**Request 1:** In the article on ad click prediction, how many sponsored ads appear at the top of a Google search results page?
**Request 2:** Please carry on writing the article on ad click prediction from the point where it stops.

**Article:**
╭──
Thoughts on: Ad Click Prediction For Search

Based on my experience and learning here are my thoughts on Ad Click Prediction For search Problem.

Introduction

Google, Facebook, Twitter, Linkedin, snap, and many more social media companies' revenue is primarily based on online advertisement. Google and Facebook made billions of dollars using machine learning-driven online advertising.

User Intent-based advertising, sponsored product advertising, context-based advertising, and personalization-based advertising all heavily relied on accurate, reliable ad click-through rate prediction.

Question: 🤔 How Google, and Facebook made revenue through ads?

Google Example:

When you are searching for any product on Google. Google will analyze your search query and combine it with contextual information, and user information to come up with the most relevant search results.

On top of the page, the first 3–4 search results will be sponsored ads pertinent to user search queries. When users click on the ads , Google will earn revenue based on advertisement bidding. We can consider it as pay per click Model , there are other models as well like pay-per-view, but we will focus on pay-per-click in this paper.

Facebook Example:

Facebook ads come in the form of feeds. Sometimes you are scrolling through feeds on Facebook, you may come across some videos/reels where sponsored were written. These are sponsored ads in form of your Facebook feed.

Google has very limited space (slots) on the web page, and It can not display all the sponsored ads, All the advertisers are competing for the slots, and sponsors bid for ads.

All the advertisers come up with keywords for which Google will match the ads. If the user provided a query matching the advertiser-chosen keywords then ads will be selected for further stages. Advertisers also provide ad creative which includes the text of the ad, description of ads, link, and other metadata information.

Business Problem:

Google wants to maximize this revenue, Google revenue largely depends on Ads, More click on ads more revenue for Google.

More Click — — — — — — — — — → More Revenue

Google can not show any random ads to users, e.g If the user is searching for headphones and If it provides ads for Toyota Car. Not only ads won't be clicked by users, but Users will switch to other search engines, and there is a risk of customer retention.

Google wants to maximize revenue by keeping search results and ads relevant to user context and search queries. Given the thousands of advertisers bidding for ads on Google, Google needs to display 3–4 most relevant sponsor ads based on user queries that will maximize its revenue.

Machine Learning In Ad Click Prediction

When a User search in google, Google will match the search query q to advertiser-chosen keywords, then generate an initial set of candidates ads, In later stages, Ads will be shown based on how relevant the ad is based on the user search query and using user-contextual information, how much revenue it will generate if it is clicked. For each of the candidate ads, we will get the probability of clicking, based on the probability google will rank the ads based on how much revenue it generates if clicked, how relevant it is to the user's search query, and show the top 3–4 ads.

We need to estimate

P(Ad_click | search query, user information, ad creating)
╰──
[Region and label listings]
╭──
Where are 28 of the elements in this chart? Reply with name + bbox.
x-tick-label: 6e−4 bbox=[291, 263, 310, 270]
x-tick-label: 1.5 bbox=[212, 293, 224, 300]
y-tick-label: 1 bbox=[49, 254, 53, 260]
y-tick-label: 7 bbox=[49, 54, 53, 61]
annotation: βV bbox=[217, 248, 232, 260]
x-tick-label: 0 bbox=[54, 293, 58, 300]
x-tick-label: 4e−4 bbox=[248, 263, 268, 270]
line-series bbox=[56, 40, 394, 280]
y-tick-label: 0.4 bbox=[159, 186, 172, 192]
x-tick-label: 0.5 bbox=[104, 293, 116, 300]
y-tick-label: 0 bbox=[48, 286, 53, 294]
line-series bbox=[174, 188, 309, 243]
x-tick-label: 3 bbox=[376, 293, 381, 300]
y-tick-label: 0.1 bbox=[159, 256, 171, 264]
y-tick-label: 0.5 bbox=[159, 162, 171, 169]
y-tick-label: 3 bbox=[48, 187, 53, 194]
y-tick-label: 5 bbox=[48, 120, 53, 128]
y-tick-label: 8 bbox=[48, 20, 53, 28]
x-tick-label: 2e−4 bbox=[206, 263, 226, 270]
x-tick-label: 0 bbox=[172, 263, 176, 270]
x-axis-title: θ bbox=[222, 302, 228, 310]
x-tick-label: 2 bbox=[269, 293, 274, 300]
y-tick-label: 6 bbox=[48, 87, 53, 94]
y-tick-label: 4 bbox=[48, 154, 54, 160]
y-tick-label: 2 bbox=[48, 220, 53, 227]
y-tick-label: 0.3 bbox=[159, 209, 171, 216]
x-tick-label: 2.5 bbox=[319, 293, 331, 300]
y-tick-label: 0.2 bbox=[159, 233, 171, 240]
╰──
**Result 1:** The first 3–4 search results are sponsored ads.

**Result 2:**
Basic calculation For Revenue

Ad	Probability of Ad Click	Bidding per click	Expected revenue per click
A	0.3	10	3
B	0.1	50	5
C	0.097	100	9.7

Though Ad A has a higher probability of being clicked, Ad B has higher revenue per click, so Google should show Ad B first, and then Ad A

🤔 What is CTR (Click Through Rate)

CTR is defined as the ratio of the number of clicks ad received divided by a number of times the ad displayed (impression) or shown to the user.

There is one more terminology we need to understand before we discuss how to solve this ML problem.

🤔 What is Positional Bias

"Position bias" describes the tendency of users to interact with items on top of a list with higher probability than with items at a lower position in the list, regardless of the items' actual relevance.

In our ad click prediction, the first click has a high chance of being clicked because of positional bias, because the user mostly scrolled down from top to bottom.

You can read more on Position Bias and how to mitigate it in this amazing Blog created by eugeneyan.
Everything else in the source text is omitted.